▸ Items:
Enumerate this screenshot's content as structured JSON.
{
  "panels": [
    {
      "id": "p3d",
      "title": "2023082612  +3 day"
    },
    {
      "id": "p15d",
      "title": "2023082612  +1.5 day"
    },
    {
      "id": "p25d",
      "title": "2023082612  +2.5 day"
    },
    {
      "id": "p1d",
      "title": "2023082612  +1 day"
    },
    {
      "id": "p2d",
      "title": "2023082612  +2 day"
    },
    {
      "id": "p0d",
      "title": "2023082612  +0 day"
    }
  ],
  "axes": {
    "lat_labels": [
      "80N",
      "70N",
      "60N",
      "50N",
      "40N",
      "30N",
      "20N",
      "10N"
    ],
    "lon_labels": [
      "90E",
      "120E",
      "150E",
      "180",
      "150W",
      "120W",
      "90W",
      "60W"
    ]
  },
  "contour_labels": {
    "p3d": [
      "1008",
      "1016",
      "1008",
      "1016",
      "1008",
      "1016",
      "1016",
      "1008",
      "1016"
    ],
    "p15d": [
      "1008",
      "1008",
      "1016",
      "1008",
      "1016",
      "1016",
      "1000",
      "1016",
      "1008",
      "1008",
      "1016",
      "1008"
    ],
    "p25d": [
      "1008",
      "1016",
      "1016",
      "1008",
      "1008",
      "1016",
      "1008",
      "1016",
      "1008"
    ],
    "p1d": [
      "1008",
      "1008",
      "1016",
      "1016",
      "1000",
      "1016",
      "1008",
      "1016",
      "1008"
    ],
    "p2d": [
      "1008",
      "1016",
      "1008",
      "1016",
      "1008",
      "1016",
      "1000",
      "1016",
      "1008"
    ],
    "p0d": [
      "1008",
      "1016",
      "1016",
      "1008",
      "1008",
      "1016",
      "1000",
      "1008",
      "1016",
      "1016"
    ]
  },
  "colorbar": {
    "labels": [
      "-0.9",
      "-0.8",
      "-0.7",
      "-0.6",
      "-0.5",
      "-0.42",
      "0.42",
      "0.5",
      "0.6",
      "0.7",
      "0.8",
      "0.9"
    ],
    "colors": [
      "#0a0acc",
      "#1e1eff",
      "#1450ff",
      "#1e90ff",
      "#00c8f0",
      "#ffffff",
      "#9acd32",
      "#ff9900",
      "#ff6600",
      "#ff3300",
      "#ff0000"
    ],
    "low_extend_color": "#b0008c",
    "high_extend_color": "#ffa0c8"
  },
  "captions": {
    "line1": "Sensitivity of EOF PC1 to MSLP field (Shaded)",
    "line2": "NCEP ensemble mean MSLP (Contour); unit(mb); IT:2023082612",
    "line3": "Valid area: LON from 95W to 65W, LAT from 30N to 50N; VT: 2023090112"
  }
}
---
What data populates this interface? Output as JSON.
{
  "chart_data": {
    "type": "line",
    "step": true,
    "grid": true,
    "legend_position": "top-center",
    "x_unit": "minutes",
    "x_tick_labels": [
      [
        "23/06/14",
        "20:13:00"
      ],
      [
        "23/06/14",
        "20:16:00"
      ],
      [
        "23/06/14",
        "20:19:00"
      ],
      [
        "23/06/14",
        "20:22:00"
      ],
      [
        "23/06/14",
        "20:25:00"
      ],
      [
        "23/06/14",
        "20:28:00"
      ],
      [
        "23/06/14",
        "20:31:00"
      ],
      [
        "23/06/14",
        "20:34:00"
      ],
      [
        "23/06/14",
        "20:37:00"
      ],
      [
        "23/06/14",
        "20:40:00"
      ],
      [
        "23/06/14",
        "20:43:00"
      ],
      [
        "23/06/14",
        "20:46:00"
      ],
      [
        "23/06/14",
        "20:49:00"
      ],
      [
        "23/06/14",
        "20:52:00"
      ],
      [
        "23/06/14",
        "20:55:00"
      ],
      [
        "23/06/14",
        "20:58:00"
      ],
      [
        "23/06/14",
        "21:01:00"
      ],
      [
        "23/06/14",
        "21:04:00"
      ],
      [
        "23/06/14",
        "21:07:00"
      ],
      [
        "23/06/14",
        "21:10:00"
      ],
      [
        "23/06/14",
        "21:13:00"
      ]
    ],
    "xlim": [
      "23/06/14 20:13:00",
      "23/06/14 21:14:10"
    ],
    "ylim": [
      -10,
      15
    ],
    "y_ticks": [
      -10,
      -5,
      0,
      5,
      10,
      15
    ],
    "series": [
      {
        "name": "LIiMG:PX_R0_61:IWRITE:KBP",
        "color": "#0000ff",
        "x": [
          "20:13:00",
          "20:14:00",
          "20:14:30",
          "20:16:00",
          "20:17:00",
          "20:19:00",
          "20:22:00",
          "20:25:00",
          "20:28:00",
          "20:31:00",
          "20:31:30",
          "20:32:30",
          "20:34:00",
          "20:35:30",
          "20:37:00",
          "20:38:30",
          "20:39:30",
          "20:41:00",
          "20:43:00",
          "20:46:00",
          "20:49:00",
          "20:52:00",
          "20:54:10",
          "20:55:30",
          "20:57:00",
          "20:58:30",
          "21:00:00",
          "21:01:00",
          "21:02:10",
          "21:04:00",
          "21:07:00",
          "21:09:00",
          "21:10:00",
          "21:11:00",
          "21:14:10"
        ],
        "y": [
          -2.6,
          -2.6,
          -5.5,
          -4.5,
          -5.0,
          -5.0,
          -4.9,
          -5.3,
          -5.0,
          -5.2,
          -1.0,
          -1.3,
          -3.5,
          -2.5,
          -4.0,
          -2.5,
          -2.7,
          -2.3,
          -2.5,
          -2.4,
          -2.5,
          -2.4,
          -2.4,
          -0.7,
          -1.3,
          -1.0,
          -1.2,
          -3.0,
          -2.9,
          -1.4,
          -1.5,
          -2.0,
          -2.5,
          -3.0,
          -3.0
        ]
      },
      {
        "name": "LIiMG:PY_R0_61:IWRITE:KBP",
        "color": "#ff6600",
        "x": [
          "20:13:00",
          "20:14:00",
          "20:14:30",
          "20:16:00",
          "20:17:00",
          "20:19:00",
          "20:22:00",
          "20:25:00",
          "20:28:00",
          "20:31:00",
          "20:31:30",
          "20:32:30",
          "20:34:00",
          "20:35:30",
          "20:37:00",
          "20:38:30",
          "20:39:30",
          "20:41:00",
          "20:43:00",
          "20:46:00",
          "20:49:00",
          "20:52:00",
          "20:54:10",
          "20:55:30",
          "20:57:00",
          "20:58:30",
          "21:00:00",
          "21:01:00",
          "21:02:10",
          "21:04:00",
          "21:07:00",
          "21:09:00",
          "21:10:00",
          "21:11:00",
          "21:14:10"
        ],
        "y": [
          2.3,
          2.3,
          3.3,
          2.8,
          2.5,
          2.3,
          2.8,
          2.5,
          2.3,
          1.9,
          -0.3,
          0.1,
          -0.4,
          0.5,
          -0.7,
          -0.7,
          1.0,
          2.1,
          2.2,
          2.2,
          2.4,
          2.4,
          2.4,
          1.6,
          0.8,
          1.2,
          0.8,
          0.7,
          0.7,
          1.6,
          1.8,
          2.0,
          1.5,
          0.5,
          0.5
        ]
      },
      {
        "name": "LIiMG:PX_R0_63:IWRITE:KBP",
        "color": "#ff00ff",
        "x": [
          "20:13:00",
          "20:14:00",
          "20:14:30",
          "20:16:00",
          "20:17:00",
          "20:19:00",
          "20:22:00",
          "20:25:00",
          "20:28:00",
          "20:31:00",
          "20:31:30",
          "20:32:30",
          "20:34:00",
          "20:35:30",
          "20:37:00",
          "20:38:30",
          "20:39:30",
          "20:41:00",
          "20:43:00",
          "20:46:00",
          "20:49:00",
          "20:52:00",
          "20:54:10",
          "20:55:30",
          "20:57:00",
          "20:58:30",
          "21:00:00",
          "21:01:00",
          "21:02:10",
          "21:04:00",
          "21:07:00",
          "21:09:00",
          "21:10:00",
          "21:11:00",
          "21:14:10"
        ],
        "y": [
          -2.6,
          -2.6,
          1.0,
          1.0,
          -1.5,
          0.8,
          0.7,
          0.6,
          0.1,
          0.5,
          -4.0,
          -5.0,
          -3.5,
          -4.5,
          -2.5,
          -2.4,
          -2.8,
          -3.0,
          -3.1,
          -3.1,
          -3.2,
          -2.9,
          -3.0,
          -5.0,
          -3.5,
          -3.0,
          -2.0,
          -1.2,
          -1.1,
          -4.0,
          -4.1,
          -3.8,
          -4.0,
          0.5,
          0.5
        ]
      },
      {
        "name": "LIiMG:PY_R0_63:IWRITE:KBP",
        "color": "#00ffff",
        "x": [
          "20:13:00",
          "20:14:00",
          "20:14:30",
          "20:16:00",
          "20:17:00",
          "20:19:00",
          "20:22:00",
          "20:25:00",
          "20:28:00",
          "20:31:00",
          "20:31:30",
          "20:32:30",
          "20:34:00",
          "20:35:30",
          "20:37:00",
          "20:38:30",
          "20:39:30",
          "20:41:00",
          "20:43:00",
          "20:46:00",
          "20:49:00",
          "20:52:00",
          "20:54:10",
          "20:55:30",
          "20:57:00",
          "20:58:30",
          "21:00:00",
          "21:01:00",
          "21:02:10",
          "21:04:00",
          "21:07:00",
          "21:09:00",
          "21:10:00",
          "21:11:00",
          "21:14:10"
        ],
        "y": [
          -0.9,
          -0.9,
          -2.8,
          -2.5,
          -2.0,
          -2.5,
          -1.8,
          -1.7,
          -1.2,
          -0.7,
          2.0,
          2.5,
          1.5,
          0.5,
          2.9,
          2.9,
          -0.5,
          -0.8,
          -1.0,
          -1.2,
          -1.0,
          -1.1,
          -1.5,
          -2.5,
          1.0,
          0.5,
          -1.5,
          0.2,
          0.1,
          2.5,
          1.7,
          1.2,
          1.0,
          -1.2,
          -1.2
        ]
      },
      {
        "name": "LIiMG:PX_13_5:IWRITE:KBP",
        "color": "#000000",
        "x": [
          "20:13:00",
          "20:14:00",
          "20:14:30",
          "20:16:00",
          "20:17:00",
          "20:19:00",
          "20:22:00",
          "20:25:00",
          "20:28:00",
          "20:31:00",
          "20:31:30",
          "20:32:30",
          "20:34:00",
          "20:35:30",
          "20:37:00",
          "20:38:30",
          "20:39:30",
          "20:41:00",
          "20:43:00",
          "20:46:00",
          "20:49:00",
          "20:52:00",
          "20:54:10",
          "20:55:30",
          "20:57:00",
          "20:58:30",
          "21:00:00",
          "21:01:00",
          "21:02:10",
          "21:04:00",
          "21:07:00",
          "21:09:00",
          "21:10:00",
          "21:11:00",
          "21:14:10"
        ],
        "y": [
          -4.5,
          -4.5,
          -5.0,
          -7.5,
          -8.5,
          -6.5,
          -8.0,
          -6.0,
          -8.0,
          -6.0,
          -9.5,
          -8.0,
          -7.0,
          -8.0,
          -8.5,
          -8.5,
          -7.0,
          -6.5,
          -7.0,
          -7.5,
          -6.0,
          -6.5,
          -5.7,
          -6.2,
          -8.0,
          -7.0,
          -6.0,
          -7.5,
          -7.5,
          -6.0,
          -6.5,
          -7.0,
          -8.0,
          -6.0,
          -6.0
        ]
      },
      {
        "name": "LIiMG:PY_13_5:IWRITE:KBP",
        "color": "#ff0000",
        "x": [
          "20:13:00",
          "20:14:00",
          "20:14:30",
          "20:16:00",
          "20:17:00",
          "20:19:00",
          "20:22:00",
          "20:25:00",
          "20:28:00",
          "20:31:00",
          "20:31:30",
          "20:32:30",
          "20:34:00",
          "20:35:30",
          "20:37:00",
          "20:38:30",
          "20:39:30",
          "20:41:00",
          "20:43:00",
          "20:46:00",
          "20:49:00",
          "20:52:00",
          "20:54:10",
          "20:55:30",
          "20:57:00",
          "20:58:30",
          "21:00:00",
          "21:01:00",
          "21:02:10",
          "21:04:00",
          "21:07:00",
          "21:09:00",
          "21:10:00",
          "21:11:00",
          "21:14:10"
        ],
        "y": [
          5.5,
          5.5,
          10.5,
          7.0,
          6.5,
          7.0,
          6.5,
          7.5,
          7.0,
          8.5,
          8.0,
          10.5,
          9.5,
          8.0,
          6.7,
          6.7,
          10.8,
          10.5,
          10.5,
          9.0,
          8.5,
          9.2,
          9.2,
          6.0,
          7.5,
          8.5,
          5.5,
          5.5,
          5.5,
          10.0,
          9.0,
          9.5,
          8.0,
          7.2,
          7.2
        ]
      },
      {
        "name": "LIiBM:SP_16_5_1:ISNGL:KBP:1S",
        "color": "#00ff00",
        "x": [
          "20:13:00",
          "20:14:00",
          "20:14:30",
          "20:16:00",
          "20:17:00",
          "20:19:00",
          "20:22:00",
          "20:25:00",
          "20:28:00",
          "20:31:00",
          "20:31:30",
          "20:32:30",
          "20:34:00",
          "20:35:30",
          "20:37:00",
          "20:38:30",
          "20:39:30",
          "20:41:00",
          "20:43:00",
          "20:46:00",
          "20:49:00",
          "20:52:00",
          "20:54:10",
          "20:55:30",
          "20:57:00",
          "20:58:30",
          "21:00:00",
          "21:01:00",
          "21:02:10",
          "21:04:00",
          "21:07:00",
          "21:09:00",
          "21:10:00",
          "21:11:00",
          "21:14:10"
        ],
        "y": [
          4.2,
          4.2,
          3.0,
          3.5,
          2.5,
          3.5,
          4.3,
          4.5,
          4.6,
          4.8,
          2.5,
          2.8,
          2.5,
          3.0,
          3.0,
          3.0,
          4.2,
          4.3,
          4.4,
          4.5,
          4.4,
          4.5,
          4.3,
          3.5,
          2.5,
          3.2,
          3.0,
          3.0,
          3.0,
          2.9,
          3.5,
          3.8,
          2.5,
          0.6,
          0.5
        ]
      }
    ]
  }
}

▸ Goal: Answer only with how many lines in the records include "this".

▸ Written solution: 2